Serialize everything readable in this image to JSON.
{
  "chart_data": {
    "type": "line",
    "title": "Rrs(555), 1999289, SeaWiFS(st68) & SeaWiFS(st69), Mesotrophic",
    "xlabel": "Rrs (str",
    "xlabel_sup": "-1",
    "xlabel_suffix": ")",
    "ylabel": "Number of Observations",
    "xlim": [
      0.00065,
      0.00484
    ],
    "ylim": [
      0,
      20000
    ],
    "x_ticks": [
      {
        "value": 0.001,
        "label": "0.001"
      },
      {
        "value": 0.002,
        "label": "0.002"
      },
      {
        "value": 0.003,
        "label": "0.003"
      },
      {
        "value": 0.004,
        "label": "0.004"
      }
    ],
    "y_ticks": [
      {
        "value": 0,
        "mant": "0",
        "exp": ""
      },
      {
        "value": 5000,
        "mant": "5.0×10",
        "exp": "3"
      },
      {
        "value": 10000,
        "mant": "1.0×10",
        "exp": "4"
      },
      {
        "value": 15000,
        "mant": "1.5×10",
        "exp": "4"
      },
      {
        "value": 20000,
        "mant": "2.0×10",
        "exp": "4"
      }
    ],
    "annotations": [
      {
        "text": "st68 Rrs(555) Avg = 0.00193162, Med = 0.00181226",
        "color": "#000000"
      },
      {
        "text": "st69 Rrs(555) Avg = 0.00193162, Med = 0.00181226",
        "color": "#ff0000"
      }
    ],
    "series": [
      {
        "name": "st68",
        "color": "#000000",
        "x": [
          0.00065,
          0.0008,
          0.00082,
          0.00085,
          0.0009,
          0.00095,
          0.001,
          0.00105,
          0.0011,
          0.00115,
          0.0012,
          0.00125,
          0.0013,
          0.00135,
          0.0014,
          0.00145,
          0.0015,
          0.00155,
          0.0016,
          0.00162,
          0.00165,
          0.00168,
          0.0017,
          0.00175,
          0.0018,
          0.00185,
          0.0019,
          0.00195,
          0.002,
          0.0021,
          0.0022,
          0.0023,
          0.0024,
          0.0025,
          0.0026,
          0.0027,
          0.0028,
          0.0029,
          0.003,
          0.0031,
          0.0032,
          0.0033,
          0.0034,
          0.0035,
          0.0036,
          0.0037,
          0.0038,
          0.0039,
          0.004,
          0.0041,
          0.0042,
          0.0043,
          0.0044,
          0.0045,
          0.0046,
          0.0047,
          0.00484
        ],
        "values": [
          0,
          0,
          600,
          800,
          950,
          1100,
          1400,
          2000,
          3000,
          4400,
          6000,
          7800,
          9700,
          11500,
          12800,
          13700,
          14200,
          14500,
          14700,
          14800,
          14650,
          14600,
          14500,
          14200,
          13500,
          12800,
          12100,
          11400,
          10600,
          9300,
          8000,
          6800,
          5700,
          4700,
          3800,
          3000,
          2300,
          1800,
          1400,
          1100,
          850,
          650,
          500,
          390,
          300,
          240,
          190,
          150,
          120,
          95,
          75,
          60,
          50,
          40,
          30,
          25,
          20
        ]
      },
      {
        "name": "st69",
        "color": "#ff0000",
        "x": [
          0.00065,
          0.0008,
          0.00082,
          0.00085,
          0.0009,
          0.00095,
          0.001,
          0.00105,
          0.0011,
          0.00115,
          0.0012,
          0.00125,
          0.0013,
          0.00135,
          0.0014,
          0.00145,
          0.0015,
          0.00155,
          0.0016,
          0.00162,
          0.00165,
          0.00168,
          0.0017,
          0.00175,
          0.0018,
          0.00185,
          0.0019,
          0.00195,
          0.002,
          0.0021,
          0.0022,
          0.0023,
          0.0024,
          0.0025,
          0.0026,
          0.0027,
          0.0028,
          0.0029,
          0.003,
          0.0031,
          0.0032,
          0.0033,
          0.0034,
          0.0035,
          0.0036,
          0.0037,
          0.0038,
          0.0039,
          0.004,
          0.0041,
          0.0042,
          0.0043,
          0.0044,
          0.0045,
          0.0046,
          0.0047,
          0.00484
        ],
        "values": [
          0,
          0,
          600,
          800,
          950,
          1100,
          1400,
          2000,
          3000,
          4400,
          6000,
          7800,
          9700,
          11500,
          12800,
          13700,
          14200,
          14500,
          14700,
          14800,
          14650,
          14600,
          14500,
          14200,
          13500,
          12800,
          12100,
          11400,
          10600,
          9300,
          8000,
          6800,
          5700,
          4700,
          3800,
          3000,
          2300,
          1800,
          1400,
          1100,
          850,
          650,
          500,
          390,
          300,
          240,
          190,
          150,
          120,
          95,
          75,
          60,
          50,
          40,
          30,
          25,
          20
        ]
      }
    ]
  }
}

□ □ □ □

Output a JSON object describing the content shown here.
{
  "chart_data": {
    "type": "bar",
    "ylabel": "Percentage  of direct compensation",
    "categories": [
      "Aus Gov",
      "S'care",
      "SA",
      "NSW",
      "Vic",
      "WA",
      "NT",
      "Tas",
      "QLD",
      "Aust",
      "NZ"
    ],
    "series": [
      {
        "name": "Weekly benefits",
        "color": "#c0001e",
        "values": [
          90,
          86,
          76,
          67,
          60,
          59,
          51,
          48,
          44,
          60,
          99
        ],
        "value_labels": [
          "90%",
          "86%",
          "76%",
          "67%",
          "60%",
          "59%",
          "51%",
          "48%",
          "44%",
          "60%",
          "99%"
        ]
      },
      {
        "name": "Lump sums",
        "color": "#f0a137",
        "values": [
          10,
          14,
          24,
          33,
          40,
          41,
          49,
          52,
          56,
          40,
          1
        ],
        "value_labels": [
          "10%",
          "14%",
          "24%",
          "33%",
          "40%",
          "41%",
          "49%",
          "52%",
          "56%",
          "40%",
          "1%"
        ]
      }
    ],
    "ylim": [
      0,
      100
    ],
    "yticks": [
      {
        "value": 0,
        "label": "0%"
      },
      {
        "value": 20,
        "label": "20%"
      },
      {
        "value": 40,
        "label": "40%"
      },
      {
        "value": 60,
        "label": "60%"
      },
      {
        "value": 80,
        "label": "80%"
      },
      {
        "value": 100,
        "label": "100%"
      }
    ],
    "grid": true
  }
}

□ □ □ □

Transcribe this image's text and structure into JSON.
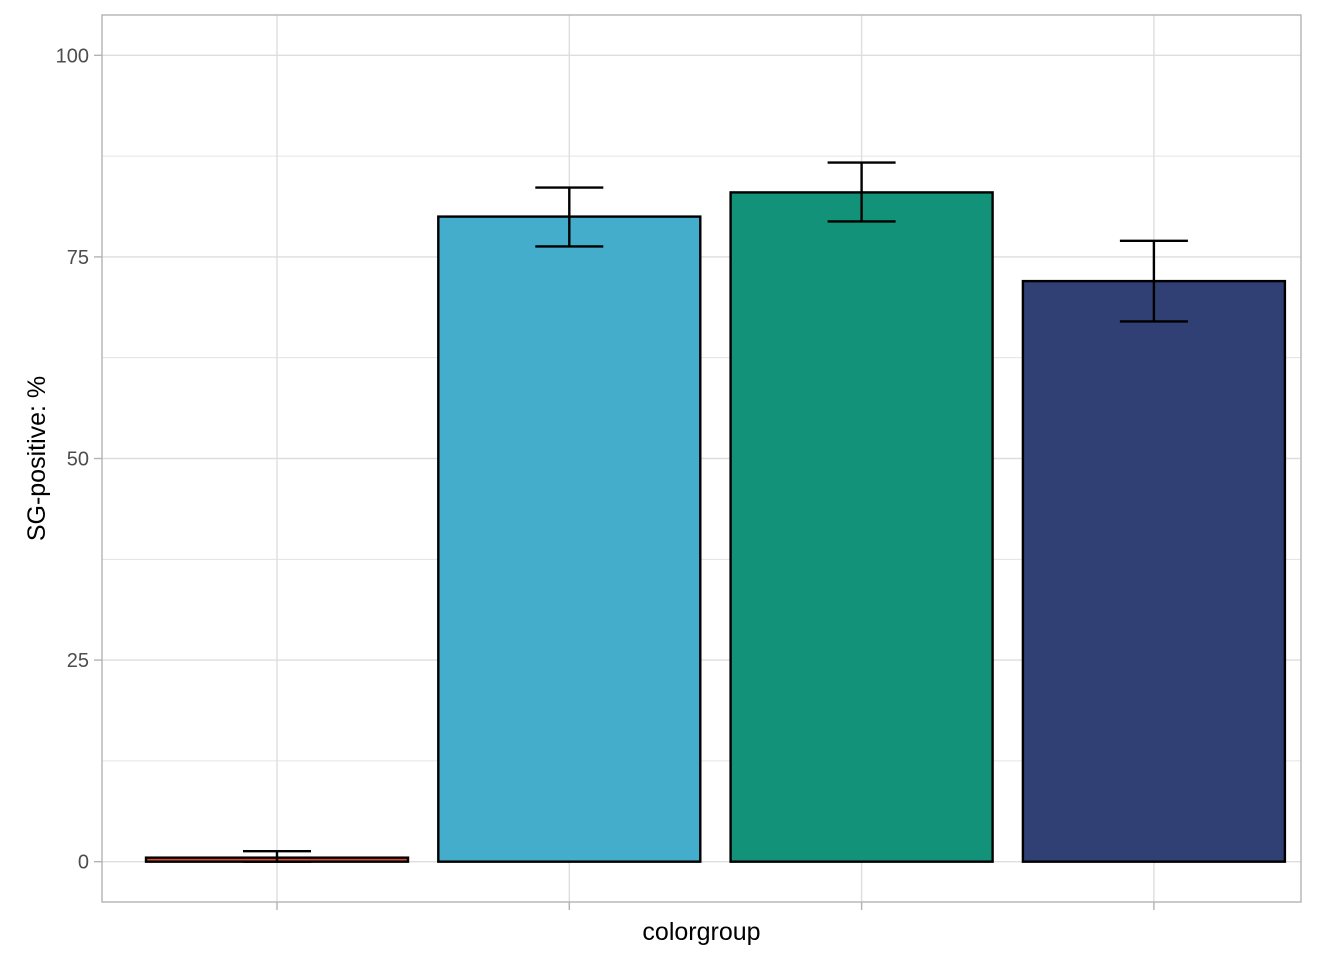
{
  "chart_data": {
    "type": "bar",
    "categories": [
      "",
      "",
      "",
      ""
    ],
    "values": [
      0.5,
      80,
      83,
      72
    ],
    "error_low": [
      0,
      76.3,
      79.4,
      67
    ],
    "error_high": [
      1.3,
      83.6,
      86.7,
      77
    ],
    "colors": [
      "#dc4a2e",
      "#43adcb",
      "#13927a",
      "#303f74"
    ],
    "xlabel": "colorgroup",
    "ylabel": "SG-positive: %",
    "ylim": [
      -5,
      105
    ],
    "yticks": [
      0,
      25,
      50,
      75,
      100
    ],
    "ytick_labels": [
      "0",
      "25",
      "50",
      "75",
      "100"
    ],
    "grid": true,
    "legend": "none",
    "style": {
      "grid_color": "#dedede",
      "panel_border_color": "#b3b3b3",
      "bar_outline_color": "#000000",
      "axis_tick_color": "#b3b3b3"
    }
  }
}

□ □ □ □

=== Work to complete ===
Read the entries and pick out all lines that include the word "mant".

=== The response ===
        "mant": "0",
        "mant": "5.0×10",
        "mant": "1.0×10",
        "mant": "1.5×10",
        "mant": "2.0×10",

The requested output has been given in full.